**Listed records:**
---

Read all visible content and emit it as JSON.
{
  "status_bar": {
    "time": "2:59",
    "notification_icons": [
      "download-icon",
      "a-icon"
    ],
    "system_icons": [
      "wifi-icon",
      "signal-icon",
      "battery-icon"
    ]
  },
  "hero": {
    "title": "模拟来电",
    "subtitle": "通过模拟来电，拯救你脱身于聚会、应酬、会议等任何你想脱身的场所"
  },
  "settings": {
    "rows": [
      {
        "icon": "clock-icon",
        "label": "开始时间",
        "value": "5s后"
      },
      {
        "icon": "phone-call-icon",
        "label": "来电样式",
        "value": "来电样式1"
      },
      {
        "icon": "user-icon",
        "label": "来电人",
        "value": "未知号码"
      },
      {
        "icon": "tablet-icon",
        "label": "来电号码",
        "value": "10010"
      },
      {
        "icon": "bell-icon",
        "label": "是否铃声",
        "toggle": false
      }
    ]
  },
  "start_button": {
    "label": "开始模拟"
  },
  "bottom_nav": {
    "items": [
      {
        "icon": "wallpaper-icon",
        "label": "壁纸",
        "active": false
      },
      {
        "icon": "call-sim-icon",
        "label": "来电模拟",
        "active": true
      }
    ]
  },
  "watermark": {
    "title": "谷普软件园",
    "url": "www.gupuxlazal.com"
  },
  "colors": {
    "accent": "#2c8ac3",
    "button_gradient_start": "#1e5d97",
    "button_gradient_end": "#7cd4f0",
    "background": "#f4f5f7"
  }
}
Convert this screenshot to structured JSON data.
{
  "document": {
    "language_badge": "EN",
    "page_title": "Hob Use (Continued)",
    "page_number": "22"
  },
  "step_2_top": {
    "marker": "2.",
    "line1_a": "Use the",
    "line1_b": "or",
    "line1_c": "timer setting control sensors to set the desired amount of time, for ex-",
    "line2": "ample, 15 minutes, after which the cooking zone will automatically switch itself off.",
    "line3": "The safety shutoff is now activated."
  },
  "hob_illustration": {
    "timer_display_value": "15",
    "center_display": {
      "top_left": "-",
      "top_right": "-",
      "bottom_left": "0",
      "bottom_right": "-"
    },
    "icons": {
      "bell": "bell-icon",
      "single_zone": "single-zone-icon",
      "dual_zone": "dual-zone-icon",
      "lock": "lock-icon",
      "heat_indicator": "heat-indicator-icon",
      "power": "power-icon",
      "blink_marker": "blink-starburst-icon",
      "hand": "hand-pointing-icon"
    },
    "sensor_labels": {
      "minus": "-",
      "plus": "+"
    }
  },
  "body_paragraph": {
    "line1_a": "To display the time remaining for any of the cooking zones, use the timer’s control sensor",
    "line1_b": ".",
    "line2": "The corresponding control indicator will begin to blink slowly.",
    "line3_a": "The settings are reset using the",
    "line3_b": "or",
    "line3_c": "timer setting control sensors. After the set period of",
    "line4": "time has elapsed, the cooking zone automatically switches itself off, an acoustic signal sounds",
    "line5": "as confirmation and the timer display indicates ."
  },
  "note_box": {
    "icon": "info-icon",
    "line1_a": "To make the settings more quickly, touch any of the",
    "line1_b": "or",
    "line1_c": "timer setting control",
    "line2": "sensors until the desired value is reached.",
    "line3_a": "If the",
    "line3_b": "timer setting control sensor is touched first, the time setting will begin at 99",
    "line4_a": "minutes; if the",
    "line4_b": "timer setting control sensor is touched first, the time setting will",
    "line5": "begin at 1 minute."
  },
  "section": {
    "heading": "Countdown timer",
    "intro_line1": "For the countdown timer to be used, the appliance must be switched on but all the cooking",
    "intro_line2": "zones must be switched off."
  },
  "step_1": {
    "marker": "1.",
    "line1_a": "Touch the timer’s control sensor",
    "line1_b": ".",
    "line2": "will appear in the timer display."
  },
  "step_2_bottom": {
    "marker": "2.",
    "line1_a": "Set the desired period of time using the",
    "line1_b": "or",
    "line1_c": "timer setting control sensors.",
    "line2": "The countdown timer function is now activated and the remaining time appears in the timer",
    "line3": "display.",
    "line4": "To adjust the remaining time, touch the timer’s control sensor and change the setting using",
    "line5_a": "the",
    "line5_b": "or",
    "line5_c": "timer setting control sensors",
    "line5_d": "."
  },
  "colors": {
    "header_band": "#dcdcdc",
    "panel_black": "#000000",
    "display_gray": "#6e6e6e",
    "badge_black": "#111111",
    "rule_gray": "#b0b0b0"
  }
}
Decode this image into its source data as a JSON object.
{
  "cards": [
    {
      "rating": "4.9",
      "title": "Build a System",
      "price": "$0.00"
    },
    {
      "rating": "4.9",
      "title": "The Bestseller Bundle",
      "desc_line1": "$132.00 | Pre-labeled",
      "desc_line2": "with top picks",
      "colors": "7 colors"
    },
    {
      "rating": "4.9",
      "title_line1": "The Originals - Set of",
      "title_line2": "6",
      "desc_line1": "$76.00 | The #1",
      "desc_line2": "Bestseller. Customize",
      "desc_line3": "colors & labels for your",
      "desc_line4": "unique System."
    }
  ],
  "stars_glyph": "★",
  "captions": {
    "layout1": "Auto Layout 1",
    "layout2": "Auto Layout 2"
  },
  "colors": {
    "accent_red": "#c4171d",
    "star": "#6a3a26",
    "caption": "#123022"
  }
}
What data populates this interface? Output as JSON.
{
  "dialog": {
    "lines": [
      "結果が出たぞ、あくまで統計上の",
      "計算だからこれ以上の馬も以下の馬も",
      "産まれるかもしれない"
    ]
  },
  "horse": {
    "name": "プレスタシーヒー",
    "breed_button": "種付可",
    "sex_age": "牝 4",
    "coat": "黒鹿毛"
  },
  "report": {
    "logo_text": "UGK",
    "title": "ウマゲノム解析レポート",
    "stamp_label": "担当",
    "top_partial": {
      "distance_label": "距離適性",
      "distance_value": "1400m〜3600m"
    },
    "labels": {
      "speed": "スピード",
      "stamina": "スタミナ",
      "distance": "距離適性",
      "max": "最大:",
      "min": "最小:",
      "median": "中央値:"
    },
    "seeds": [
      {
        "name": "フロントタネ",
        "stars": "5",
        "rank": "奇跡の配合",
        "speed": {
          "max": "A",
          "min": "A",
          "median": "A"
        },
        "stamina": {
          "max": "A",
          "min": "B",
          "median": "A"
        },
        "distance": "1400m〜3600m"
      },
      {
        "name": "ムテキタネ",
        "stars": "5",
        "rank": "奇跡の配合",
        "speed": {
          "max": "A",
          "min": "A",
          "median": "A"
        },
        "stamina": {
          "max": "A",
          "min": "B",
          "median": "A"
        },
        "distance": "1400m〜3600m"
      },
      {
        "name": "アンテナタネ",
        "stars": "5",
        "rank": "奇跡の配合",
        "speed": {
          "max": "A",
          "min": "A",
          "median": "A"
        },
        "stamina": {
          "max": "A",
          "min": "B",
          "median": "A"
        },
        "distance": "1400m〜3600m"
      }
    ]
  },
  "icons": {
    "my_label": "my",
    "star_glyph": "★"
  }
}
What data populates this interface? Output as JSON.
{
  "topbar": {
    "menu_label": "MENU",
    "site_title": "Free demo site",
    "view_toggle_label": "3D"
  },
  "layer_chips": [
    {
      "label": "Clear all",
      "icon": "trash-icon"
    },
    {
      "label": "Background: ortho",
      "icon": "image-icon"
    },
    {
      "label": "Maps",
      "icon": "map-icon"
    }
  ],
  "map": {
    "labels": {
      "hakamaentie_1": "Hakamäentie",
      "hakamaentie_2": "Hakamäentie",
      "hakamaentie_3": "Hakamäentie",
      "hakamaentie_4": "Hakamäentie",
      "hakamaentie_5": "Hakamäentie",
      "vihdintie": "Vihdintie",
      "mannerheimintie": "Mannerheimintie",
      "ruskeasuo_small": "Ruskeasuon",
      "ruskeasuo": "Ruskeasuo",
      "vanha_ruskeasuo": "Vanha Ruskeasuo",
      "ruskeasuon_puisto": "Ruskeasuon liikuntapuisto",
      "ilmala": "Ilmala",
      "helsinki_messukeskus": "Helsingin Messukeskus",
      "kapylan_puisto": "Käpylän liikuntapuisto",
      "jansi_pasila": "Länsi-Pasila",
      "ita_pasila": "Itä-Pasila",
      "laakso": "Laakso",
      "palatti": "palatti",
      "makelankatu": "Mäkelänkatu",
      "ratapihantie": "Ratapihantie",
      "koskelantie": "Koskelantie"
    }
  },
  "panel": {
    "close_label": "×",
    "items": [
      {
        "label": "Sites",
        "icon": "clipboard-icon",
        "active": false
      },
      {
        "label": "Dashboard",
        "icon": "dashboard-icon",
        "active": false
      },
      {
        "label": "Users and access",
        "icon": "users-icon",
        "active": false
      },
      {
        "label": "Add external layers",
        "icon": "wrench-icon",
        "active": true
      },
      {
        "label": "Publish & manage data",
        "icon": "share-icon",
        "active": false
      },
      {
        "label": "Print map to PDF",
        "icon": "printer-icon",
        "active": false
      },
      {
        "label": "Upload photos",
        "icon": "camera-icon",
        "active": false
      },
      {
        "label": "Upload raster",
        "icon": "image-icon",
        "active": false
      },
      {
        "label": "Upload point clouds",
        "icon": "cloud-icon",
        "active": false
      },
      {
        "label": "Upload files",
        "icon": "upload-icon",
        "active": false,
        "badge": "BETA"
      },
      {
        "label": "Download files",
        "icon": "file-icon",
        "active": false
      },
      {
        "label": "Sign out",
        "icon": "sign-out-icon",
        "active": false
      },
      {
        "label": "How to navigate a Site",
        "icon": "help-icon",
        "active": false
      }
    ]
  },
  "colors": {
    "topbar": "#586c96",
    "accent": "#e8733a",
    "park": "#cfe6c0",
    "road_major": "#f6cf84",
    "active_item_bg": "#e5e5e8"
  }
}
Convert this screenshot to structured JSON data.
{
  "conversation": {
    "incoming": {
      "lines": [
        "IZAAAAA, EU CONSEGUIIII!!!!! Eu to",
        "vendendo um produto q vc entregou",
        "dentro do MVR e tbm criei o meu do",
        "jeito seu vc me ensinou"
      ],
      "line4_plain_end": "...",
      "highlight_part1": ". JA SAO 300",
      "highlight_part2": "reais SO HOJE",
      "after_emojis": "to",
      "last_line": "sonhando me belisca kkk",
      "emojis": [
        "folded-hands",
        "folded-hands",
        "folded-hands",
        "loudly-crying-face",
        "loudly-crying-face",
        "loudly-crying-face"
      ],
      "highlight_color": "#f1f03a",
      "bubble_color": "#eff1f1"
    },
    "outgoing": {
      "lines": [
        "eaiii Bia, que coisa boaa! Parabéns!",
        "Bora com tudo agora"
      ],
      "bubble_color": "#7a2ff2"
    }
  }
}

---

Lines holding the word "Layout" should be counted across the entries; state only how many there are.

2